(Part of a data file)
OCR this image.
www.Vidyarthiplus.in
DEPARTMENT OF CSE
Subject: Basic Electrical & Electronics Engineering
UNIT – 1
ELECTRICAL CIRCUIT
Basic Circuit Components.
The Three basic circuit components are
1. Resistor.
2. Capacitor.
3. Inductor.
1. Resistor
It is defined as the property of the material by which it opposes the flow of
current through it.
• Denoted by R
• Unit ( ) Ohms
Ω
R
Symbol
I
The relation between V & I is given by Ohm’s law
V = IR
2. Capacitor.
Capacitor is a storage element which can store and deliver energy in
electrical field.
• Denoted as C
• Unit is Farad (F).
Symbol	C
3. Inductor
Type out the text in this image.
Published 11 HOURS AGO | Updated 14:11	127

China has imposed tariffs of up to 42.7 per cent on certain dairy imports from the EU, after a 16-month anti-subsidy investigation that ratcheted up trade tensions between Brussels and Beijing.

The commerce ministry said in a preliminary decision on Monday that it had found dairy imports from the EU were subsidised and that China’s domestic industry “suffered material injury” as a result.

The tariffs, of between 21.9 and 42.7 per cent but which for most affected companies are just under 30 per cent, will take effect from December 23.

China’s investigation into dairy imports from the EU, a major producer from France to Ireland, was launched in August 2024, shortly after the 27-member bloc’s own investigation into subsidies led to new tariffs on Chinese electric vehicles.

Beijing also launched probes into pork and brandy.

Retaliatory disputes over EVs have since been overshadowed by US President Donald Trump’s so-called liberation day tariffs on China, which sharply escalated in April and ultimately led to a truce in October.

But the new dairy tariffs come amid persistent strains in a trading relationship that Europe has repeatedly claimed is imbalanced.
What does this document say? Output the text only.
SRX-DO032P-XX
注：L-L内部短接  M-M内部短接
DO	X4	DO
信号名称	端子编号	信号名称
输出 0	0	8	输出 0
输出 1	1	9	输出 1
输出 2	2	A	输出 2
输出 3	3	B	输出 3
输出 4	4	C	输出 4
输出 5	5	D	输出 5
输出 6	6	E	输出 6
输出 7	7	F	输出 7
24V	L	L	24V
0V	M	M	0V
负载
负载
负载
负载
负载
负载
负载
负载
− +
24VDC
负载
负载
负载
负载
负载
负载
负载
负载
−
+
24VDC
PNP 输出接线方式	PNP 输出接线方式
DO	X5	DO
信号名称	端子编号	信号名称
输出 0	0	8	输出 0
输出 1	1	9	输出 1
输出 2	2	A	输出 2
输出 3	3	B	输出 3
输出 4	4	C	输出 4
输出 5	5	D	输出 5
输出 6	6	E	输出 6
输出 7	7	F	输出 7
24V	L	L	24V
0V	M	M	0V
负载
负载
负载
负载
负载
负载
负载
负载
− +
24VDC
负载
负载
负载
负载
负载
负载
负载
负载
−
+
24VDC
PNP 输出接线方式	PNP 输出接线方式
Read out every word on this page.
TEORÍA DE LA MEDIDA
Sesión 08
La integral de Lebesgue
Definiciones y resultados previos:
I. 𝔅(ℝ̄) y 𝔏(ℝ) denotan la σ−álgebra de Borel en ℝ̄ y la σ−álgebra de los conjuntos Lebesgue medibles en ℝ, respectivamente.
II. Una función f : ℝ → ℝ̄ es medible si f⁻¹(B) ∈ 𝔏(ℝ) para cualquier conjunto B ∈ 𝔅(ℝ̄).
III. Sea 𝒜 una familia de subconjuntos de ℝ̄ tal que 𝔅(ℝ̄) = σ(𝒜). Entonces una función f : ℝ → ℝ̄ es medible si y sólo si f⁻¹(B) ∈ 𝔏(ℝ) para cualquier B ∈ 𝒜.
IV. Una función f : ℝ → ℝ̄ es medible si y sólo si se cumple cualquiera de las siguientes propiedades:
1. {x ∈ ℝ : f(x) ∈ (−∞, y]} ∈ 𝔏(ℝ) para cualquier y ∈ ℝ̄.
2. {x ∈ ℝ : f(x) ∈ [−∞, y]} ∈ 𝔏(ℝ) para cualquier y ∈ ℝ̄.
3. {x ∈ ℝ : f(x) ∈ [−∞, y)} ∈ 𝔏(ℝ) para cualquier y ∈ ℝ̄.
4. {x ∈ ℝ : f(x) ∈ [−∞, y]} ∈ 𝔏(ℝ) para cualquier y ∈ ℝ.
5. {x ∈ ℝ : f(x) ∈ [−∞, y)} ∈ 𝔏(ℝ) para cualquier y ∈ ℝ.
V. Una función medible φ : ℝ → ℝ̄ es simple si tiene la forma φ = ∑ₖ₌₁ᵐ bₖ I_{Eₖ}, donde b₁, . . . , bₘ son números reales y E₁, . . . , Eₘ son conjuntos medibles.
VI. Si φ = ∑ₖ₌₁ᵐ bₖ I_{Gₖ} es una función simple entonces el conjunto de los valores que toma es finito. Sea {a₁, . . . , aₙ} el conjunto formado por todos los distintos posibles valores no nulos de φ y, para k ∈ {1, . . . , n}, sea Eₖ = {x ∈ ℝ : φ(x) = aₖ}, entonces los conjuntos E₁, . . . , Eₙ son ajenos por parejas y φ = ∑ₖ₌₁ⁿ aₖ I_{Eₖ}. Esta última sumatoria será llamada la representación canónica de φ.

▸ **Goal**:
Each line of the material above needs to be quoted exactly, please.

▸ **Written reply**:
OCR this image.
www.Vidyarthiplus.in
DEPARTMENT OF CSE
Subject: Basic Electrical & Electronics Engineering
UNIT – 1
ELECTRICAL CIRCUIT
Basic Circuit Components.
The Three basic circuit components are
1. Resistor.
2. Capacitor.
3. Inductor.
1. Resistor
It is defined as the property of the material by which it opposes the flow of
current through it.
• Denoted by R
• Unit ( ) Ohms
Ω
R
Symbol
I
The relation between V & I is given by Ohm’s law
V = IR
2. Capacitor.
Capacitor is a storage element which can store and deliver energy in
electrical field.
• Denoted as C
• Unit is Farad (F).
Symbol	C
3. Inductor
Type out the text in this image.
Published 11 HOURS AGO | Updated 14:11	127

China has imposed tariffs of up to 42.7 per cent on certain dairy imports from the EU, after a 16-month anti-subsidy investigation that ratcheted up trade tensions between Brussels and Beijing.

The commerce ministry said in a preliminary decision on Monday that it had found dairy imports from the EU were subsidised and that China’s domestic industry “suffered material injury” as a result.

The tariffs, of between 21.9 and 42.7 per cent but which for most affected companies are just under 30 per cent, will take effect from December 23.

China’s investigation into dairy imports from the EU, a major producer from France to Ireland, was launched in August 2024, shortly after the 27-member bloc’s own investigation into subsidies led to new tariffs on Chinese electric vehicles.

Beijing also launched probes into pork and brandy.

Retaliatory disputes over EVs have since been overshadowed by US President Donald Trump’s so-called liberation day tariffs on China, which sharply escalated in April and ultimately led to a truce in October.

But the new dairy tariffs come amid persistent strains in a trading relationship that Europe has repeatedly claimed is imbalanced.
What does this document say? Output the text only.
SRX-DO032P-XX
注：L-L内部短接  M-M内部短接
DO	X4	DO
信号名称	端子编号	信号名称
输出 0	0	8	输出 0
输出 1	1	9	输出 1
输出 2	2	A	输出 2
输出 3	3	B	输出 3
输出 4	4	C	输出 4
输出 5	5	D	输出 5
输出 6	6	E	输出 6
输出 7	7	F	输出 7
24V	L	L	24V
0V	M	M	0V
负载
负载
负载
负载
负载
负载
负载
负载
− +
24VDC
负载
负载
负载
负载
负载
负载
负载
负载
−
+
24VDC
PNP 输出接线方式	PNP 输出接线方式
DO	X5	DO
信号名称	端子编号	信号名称
输出 0	0	8	输出 0
输出 1	1	9	输出 1
输出 2	2	A	输出 2
输出 3	3	B	输出 3
输出 4	4	C	输出 4
输出 5	5	D	输出 5
输出 6	6	E	输出 6
输出 7	7	F	输出 7
24V	L	L	24V
0V	M	M	0V
负载
负载
负载
负载
负载
负载
负载
负载
− +
24VDC
负载
负载
负载
负载
负载
负载
负载
负载
−
+
24VDC
PNP 输出接线方式	PNP 输出接线方式
Read out every word on this page.
TEORÍA DE LA MEDIDA
Sesión 08
La integral de Lebesgue
Definiciones y resultados previos:
I. 𝔅(ℝ̄) y 𝔏(ℝ) denotan la σ−álgebra de Borel en ℝ̄ y la σ−álgebra de los conjuntos Lebesgue medibles en ℝ, respectivamente.
II. Una función f : ℝ → ℝ̄ es medible si f⁻¹(B) ∈ 𝔏(ℝ) para cualquier conjunto B ∈ 𝔅(ℝ̄).
III. Sea 𝒜 una familia de subconjuntos de ℝ̄ tal que 𝔅(ℝ̄) = σ(𝒜). Entonces una función f : ℝ → ℝ̄ es medible si y sólo si f⁻¹(B) ∈ 𝔏(ℝ) para cualquier B ∈ 𝒜.
IV. Una función f : ℝ → ℝ̄ es medible si y sólo si se cumple cualquiera de las siguientes propiedades:
1. {x ∈ ℝ : f(x) ∈ (−∞, y]} ∈ 𝔏(ℝ) para cualquier y ∈ ℝ̄.
2. {x ∈ ℝ : f(x) ∈ [−∞, y]} ∈ 𝔏(ℝ) para cualquier y ∈ ℝ̄.
3. {x ∈ ℝ : f(x) ∈ [−∞, y)} ∈ 𝔏(ℝ) para cualquier y ∈ ℝ̄.
4. {x ∈ ℝ : f(x) ∈ [−∞, y]} ∈ 𝔏(ℝ) para cualquier y ∈ ℝ.
5. {x ∈ ℝ : f(x) ∈ [−∞, y)} ∈ 𝔏(ℝ) para cualquier y ∈ ℝ.
V. Una función medible φ : ℝ → ℝ̄ es simple si tiene la forma φ = ∑ₖ₌₁ᵐ bₖ I_{Eₖ}, donde b₁, . . . , bₘ son números reales y E₁, . . . , Eₘ son conjuntos medibles.
VI. Si φ = ∑ₖ₌₁ᵐ bₖ I_{Gₖ} es una función simple entonces el conjunto de los valores que toma es finito. Sea {a₁, . . . , aₙ} el conjunto formado por todos los distintos posibles valores no nulos de φ y, para k ∈ {1, . . . , n}, sea Eₖ = {x ∈ ℝ : φ(x) = aₖ}, entonces los conjuntos E₁, . . . , Eₙ son ajenos por parejas y φ = ∑ₖ₌₁ⁿ aₖ I_{Eₖ}. Esta última sumatoria será llamada la representación canónica de φ.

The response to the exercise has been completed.